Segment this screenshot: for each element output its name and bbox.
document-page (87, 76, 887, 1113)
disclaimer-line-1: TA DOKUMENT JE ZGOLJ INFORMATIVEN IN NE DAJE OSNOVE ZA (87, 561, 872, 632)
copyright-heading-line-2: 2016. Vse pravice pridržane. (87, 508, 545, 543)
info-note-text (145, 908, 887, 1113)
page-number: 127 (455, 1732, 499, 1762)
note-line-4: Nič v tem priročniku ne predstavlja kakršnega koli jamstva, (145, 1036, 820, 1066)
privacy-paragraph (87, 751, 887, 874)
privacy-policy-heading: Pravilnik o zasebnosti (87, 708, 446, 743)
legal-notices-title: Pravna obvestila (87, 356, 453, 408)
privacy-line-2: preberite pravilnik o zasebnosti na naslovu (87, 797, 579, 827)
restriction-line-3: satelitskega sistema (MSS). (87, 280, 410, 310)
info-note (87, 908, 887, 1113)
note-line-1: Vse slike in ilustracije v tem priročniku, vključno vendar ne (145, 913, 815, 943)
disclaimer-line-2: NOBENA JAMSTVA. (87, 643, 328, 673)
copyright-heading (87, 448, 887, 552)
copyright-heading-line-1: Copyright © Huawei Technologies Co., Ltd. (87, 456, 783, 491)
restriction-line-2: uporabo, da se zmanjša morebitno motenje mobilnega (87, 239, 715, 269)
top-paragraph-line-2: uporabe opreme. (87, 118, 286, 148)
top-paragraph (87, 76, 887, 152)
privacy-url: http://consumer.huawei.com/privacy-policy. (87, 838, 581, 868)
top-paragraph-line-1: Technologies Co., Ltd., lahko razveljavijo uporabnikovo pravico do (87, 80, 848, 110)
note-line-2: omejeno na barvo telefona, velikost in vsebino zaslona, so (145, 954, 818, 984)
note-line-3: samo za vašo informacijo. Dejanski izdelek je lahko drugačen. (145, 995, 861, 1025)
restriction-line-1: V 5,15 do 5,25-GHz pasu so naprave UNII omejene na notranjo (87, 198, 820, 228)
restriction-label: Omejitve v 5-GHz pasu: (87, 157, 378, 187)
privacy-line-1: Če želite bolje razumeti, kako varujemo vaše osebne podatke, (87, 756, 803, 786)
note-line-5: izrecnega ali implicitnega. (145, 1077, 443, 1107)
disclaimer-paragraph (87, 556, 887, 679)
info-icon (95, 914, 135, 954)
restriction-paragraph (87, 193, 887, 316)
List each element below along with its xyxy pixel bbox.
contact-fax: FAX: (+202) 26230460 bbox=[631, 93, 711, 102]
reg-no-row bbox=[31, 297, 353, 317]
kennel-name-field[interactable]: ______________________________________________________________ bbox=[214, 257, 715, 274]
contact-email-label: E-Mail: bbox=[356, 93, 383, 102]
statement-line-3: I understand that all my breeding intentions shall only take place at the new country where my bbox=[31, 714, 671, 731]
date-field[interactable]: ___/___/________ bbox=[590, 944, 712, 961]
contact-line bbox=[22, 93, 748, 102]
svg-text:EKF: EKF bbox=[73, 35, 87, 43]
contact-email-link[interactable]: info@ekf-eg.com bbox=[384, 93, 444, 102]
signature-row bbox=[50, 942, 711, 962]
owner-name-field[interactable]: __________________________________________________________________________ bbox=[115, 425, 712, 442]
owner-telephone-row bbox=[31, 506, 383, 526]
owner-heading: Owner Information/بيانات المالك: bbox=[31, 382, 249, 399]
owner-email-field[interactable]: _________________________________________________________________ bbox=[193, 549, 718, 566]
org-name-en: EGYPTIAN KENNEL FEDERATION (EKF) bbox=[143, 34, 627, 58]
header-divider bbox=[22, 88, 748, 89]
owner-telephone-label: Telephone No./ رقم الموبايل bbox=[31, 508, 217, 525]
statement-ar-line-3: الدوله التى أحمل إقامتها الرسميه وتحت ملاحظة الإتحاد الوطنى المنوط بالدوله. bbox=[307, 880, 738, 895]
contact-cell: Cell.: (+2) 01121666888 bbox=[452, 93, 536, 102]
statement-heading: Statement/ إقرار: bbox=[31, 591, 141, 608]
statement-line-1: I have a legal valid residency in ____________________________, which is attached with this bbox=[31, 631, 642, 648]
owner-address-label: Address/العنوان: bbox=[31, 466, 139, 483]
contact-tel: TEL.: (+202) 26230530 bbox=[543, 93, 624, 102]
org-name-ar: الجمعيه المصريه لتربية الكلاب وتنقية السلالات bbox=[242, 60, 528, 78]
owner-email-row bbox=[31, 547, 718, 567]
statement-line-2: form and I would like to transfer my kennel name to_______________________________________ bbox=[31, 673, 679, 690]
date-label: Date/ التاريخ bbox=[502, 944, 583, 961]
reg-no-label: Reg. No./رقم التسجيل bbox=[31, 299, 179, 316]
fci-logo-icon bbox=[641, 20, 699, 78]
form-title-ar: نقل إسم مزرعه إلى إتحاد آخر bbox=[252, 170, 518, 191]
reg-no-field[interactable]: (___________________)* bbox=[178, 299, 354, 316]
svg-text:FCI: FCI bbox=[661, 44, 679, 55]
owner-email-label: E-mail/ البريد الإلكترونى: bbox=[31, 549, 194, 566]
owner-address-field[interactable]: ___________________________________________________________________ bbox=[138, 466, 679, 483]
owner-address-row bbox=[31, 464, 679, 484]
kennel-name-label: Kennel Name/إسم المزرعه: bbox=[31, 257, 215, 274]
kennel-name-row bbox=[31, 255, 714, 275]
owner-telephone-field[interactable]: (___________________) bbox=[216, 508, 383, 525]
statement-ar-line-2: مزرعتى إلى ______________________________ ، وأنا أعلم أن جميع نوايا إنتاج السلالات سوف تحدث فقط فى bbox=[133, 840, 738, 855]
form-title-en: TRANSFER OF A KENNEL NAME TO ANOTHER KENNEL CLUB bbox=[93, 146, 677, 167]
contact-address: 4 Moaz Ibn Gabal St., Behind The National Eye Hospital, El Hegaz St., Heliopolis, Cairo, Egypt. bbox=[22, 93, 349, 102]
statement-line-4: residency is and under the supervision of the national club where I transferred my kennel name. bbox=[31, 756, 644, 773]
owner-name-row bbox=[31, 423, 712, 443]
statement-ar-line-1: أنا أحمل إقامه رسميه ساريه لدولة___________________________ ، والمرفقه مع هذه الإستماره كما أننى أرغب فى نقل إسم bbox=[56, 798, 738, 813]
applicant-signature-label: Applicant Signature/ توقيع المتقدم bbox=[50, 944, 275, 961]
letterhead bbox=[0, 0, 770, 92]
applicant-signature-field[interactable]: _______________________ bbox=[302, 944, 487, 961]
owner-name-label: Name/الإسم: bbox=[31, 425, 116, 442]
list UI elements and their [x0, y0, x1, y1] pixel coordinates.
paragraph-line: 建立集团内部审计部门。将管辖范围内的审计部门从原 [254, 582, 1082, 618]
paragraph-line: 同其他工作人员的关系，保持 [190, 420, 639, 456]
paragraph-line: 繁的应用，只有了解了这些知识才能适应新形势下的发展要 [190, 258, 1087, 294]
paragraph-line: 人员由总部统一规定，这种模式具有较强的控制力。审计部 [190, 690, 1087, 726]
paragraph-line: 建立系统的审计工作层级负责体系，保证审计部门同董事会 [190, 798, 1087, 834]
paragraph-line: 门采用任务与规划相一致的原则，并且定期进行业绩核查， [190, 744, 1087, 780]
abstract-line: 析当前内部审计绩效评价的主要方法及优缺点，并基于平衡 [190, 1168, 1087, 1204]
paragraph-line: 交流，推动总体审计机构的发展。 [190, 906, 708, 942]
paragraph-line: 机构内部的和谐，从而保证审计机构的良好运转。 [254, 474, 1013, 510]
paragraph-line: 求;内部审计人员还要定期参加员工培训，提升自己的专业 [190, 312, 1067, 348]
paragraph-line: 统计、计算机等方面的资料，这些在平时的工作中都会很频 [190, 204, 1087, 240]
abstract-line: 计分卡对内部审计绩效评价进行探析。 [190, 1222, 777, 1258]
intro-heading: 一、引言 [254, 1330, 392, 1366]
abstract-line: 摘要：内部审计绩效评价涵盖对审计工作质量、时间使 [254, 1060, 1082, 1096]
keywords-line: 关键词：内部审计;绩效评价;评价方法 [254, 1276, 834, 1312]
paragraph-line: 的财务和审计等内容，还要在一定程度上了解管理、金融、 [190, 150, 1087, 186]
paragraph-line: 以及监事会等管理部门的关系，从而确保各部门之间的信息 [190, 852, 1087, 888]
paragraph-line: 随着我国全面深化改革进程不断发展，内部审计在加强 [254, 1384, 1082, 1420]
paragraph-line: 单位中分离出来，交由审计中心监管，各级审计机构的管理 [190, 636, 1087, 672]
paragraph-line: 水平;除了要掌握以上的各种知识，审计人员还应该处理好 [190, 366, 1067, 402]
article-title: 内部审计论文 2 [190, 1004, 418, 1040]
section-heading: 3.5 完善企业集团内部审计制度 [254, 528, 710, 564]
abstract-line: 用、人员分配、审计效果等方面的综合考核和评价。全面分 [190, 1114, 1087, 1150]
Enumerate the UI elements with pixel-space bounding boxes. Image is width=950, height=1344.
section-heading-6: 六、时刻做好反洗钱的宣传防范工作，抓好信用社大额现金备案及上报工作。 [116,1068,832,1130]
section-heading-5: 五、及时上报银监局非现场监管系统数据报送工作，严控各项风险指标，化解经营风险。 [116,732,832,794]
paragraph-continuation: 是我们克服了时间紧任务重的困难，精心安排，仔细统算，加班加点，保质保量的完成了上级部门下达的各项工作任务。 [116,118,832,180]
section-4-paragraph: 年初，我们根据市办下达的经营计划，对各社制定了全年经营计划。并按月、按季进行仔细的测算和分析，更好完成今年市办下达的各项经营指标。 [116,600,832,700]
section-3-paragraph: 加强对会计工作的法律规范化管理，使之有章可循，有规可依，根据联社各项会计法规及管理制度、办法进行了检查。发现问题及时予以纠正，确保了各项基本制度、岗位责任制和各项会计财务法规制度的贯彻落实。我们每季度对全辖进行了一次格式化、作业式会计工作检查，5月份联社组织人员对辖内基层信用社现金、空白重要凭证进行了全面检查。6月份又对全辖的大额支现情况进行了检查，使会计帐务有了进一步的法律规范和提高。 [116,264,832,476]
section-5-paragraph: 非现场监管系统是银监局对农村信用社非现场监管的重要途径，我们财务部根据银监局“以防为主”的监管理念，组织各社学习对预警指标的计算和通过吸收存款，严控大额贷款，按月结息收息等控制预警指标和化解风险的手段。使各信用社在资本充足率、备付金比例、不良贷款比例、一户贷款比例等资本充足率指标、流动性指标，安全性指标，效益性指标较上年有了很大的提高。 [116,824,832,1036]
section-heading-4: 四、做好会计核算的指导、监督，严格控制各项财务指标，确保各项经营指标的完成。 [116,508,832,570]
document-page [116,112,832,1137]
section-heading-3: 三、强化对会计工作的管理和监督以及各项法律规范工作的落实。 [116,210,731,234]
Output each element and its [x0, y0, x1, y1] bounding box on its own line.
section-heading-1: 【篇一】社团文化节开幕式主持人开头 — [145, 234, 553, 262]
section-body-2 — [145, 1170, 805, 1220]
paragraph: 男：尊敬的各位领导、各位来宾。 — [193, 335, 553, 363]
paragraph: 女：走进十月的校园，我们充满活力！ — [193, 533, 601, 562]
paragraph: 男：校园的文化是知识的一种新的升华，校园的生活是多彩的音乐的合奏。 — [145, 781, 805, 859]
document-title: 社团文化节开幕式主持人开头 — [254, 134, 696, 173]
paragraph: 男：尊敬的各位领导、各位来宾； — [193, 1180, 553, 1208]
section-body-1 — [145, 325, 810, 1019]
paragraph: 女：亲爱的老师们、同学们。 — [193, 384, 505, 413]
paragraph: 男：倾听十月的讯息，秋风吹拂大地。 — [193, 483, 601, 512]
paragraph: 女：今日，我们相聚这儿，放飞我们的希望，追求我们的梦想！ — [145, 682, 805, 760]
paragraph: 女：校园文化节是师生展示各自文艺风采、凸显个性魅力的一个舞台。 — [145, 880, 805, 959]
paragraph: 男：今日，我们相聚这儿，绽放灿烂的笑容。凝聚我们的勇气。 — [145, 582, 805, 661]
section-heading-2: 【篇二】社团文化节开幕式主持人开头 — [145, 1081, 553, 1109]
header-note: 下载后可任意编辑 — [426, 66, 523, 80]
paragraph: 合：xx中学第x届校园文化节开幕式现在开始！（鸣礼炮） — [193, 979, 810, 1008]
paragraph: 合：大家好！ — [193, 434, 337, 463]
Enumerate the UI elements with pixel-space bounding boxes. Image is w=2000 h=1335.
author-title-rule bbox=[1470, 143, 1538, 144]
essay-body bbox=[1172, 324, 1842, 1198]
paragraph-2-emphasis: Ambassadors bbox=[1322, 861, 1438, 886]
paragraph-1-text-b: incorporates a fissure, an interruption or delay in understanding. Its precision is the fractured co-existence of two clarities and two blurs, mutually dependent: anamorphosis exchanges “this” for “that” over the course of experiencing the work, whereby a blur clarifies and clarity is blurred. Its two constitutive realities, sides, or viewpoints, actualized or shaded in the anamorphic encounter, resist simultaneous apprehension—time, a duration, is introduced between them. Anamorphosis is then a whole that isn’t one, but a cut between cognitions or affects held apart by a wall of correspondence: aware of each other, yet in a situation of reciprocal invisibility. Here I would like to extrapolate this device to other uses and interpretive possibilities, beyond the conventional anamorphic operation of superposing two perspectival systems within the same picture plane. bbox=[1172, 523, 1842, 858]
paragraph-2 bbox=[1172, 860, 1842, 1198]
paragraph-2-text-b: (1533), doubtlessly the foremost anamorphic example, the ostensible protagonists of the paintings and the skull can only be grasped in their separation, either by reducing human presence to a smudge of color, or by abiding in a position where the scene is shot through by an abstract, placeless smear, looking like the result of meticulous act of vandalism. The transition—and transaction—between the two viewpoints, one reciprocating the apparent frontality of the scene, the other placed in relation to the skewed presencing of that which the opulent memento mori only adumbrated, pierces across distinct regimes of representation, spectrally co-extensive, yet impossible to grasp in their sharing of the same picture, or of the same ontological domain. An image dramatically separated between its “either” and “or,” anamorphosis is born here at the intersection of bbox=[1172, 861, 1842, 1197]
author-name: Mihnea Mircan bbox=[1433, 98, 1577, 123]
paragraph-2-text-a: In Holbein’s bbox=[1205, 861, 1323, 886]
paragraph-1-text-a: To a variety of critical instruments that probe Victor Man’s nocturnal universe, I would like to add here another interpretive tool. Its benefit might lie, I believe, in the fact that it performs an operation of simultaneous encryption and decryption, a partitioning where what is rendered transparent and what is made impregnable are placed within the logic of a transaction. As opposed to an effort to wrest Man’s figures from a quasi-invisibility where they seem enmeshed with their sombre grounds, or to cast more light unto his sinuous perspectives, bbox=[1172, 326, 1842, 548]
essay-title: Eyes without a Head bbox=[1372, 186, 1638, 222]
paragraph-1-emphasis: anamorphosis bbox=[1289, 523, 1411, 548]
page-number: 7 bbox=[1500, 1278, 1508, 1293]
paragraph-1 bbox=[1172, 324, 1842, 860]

*-*-*

YOUR TASK> Return the data verbatim, from its first line through the line containing "privacy-line-2: preberite pravilnik", including both ends.

REPLY>
Segment this screenshot: for each element output its name and bbox.
document-page (87, 76, 887, 1113)
disclaimer-line-1: TA DOKUMENT JE ZGOLJ INFORMATIVEN IN NE DAJE OSNOVE ZA (87, 561, 872, 632)
copyright-heading-line-2: 2016. Vse pravice pridržane. (87, 508, 545, 543)
info-note-text (145, 908, 887, 1113)
page-number: 127 (455, 1732, 499, 1762)
note-line-4: Nič v tem priročniku ne predstavlja kakršnega koli jamstva, (145, 1036, 820, 1066)
privacy-paragraph (87, 751, 887, 874)
privacy-policy-heading: Pravilnik o zasebnosti (87, 708, 446, 743)
legal-notices-title: Pravna obvestila (87, 356, 453, 408)
privacy-line-2: preberite pravilnik o zasebnosti na naslovu (87, 797, 579, 827)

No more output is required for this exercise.